*REQUIREMENT:* Every line in the listing is to be echoed verbatim.

------ LISTED RECORDS ------

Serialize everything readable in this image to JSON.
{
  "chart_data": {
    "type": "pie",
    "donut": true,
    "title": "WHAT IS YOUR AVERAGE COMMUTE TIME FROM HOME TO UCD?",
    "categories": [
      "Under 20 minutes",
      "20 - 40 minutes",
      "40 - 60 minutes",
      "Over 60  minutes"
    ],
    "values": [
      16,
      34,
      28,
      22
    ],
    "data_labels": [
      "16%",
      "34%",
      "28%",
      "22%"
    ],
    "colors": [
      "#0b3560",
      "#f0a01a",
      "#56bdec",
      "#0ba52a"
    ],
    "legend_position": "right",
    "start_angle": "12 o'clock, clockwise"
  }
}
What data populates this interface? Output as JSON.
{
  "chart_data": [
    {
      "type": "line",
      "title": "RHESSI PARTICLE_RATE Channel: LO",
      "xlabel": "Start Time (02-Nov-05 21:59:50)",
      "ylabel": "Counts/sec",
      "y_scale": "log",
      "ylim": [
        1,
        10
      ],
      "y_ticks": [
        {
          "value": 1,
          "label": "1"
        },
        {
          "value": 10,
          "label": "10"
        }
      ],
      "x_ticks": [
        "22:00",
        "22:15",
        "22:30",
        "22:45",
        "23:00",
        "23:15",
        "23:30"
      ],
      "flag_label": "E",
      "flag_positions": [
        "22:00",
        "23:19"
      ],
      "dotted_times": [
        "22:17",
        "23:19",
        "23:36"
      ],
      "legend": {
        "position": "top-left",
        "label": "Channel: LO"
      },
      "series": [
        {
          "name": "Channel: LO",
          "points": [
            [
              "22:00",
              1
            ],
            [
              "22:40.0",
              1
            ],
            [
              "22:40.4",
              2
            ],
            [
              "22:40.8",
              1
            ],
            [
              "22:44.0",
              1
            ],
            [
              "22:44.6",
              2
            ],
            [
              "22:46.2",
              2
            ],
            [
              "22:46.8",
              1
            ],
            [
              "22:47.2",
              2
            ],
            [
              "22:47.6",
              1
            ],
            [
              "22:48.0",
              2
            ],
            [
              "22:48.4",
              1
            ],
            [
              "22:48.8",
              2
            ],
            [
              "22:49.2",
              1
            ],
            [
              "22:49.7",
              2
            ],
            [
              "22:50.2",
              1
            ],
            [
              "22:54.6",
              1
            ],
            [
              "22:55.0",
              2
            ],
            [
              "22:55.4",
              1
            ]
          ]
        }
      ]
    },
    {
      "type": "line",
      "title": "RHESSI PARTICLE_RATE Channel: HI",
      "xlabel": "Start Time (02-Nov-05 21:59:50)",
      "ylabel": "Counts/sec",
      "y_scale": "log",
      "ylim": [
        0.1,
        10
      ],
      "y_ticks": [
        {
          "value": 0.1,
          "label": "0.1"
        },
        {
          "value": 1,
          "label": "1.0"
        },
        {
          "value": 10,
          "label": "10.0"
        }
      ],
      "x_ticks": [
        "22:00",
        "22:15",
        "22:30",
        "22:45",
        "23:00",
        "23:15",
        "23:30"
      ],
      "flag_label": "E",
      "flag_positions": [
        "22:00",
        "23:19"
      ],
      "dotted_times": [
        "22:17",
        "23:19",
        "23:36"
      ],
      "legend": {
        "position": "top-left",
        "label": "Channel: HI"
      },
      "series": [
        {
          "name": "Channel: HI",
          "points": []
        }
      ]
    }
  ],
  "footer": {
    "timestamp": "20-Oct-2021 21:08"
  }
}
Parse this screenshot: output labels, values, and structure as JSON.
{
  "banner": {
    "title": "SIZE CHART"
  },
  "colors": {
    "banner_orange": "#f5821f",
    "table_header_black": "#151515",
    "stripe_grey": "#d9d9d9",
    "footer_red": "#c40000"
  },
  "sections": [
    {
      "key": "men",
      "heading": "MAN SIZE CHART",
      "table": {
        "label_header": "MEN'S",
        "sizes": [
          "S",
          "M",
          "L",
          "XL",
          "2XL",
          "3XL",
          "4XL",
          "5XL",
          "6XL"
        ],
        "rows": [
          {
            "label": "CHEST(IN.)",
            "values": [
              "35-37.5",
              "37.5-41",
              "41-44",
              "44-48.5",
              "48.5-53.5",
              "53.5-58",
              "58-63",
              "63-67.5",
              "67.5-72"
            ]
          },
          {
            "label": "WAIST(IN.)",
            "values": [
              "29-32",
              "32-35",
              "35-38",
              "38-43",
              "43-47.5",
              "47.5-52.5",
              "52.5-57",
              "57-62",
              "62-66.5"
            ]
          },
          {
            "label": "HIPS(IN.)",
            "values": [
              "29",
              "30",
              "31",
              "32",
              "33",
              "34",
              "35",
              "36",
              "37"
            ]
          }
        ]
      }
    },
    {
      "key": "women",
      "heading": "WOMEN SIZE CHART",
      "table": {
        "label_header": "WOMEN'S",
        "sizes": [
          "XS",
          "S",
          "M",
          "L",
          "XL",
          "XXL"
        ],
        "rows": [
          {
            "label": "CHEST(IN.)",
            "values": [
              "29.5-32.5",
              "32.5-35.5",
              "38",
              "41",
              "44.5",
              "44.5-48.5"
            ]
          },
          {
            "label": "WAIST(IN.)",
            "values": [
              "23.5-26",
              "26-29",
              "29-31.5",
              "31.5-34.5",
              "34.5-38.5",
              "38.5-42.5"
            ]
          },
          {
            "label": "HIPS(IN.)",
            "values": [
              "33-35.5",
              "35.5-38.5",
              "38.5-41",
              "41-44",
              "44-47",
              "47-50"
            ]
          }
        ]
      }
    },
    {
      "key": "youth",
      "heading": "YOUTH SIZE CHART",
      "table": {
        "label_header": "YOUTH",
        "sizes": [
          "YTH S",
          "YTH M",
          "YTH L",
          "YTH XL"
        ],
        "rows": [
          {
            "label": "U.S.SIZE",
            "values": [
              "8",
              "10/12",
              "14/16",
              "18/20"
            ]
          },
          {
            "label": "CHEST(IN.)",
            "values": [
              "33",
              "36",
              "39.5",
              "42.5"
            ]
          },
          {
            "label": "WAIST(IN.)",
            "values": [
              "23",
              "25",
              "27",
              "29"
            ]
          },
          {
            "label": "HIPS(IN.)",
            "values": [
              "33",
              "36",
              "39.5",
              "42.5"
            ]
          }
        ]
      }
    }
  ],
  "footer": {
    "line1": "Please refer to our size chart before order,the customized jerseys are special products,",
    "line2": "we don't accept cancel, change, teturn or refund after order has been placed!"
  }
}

------

*EXPECTED ANSWER:*
Serialize everything readable in this image to JSON.
{
  "chart_data": {
    "type": "pie",
    "donut": true,
    "title": "WHAT IS YOUR AVERAGE COMMUTE TIME FROM HOME TO UCD?",
    "categories": [
      "Under 20 minutes",
      "20 - 40 minutes",
      "40 - 60 minutes",
      "Over 60  minutes"
    ],
    "values": [
      16,
      34,
      28,
      22
    ],
    "data_labels": [
      "16%",
      "34%",
      "28%",
      "22%"
    ],
    "colors": [
      "#0b3560",
      "#f0a01a",
      "#56bdec",
      "#0ba52a"
    ],
    "legend_position": "right",
    "start_angle": "12 o'clock, clockwise"
  }
}
What data populates this interface? Output as JSON.
{
  "chart_data": [
    {
      "type": "line",
      "title": "RHESSI PARTICLE_RATE Channel: LO",
      "xlabel": "Start Time (02-Nov-05 21:59:50)",
      "ylabel": "Counts/sec",
      "y_scale": "log",
      "ylim": [
        1,
        10
      ],
      "y_ticks": [
        {
          "value": 1,
          "label": "1"
        },
        {
          "value": 10,
          "label": "10"
        }
      ],
      "x_ticks": [
        "22:00",
        "22:15",
        "22:30",
        "22:45",
        "23:00",
        "23:15",
        "23:30"
      ],
      "flag_label": "E",
      "flag_positions": [
        "22:00",
        "23:19"
      ],
      "dotted_times": [
        "22:17",
        "23:19",
        "23:36"
      ],
      "legend": {
        "position": "top-left",
        "label": "Channel: LO"
      },
      "series": [
        {
          "name": "Channel: LO",
          "points": [
            [
              "22:00",
              1
            ],
            [
              "22:40.0",
              1
            ],
            [
              "22:40.4",
              2
            ],
            [
              "22:40.8",
              1
            ],
            [
              "22:44.0",
              1
            ],
            [
              "22:44.6",
              2
            ],
            [
              "22:46.2",
              2
            ],
            [
              "22:46.8",
              1
            ],
            [
              "22:47.2",
              2
            ],
            [
              "22:47.6",
              1
            ],
            [
              "22:48.0",
              2
            ],
            [
              "22:48.4",
              1
            ],
            [
              "22:48.8",
              2
            ],
            [
              "22:49.2",
              1
            ],
            [
              "22:49.7",
              2
            ],
            [
              "22:50.2",
              1
            ],
            [
              "22:54.6",
              1
            ],
            [
              "22:55.0",
              2
            ],
            [
              "22:55.4",
              1
            ]
          ]
        }
      ]
    },
    {
      "type": "line",
      "title": "RHESSI PARTICLE_RATE Channel: HI",
      "xlabel": "Start Time (02-Nov-05 21:59:50)",
      "ylabel": "Counts/sec",
      "y_scale": "log",
      "ylim": [
        0.1,
        10
      ],
      "y_ticks": [
        {
          "value": 0.1,
          "label": "0.1"
        },
        {
          "value": 1,
          "label": "1.0"
        },
        {
          "value": 10,
          "label": "10.0"
        }
      ],
      "x_ticks": [
        "22:00",
        "22:15",
        "22:30",
        "22:45",
        "23:00",
        "23:15",
        "23:30"
      ],
      "flag_label": "E",
      "flag_positions": [
        "22:00",
        "23:19"
      ],
      "dotted_times": [
        "22:17",
        "23:19",
        "23:36"
      ],
      "legend": {
        "position": "top-left",
        "label": "Channel: HI"
      },
      "series": [
        {
          "name": "Channel: HI",
          "points": []
        }
      ]
    }
  ],
  "footer": {
    "timestamp": "20-Oct-2021 21:08"
  }
}
Parse this screenshot: output labels, values, and structure as JSON.
{
  "banner": {
    "title": "SIZE CHART"
  },
  "colors": {
    "banner_orange": "#f5821f",
    "table_header_black": "#151515",
    "stripe_grey": "#d9d9d9",
    "footer_red": "#c40000"
  },
  "sections": [
    {
      "key": "men",
      "heading": "MAN SIZE CHART",
      "table": {
        "label_header": "MEN'S",
        "sizes": [
          "S",
          "M",
          "L",
          "XL",
          "2XL",
          "3XL",
          "4XL",
          "5XL",
          "6XL"
        ],
        "rows": [
          {
            "label": "CHEST(IN.)",
            "values": [
              "35-37.5",
              "37.5-41",
              "41-44",
              "44-48.5",
              "48.5-53.5",
              "53.5-58",
              "58-63",
              "63-67.5",
              "67.5-72"
            ]
          },
          {
            "label": "WAIST(IN.)",
            "values": [
              "29-32",
              "32-35",
              "35-38",
              "38-43",
              "43-47.5",
              "47.5-52.5",
              "52.5-57",
              "57-62",
              "62-66.5"
            ]
          },
          {
            "label": "HIPS(IN.)",
            "values": [
              "29",
              "30",
              "31",
              "32",
              "33",
              "34",
              "35",
              "36",
              "37"
            ]
          }
        ]
      }
    },
    {
      "key": "women",
      "heading": "WOMEN SIZE CHART",
      "table": {
        "label_header": "WOMEN'S",
        "sizes": [
          "XS",
          "S",
          "M",
          "L",
          "XL",
          "XXL"
        ],
        "rows": [
          {
            "label": "CHEST(IN.)",
            "values": [
              "29.5-32.5",
              "32.5-35.5",
              "38",
              "41",
              "44.5",
              "44.5-48.5"
            ]
          },
          {
            "label": "WAIST(IN.)",
            "values": [
              "23.5-26",
              "26-29",
              "29-31.5",
              "31.5-34.5",
              "34.5-38.5",
              "38.5-42.5"
            ]
          },
          {
            "label": "HIPS(IN.)",
            "values": [
              "33-35.5",
              "35.5-38.5",
              "38.5-41",
              "41-44",
              "44-47",
              "47-50"
            ]
          }
        ]
      }
    },
    {
      "key": "youth",
      "heading": "YOUTH SIZE CHART",
      "table": {
        "label_header": "YOUTH",
        "sizes": [
          "YTH S",
          "YTH M",
          "YTH L",
          "YTH XL"
        ],
        "rows": [
          {
            "label": "U.S.SIZE",
            "values": [
              "8",
              "10/12",
              "14/16",
              "18/20"
            ]
          },
          {
            "label": "CHEST(IN.)",
            "values": [
              "33",
              "36",
              "39.5",
              "42.5"
            ]
          },
          {
            "label": "WAIST(IN.)",
            "values": [
              "23",
              "25",
              "27",
              "29"
            ]
          },
          {
            "label": "HIPS(IN.)",
            "values": [
              "33",
              "36",
              "39.5",
              "42.5"
            ]
          }
        ]
      }
    }
  ],
  "footer": {
    "line1": "Please refer to our size chart before order,the customized jerseys are special products,",
    "line2": "we don't accept cancel, change, teturn or refund after order has been placed!"
  }
}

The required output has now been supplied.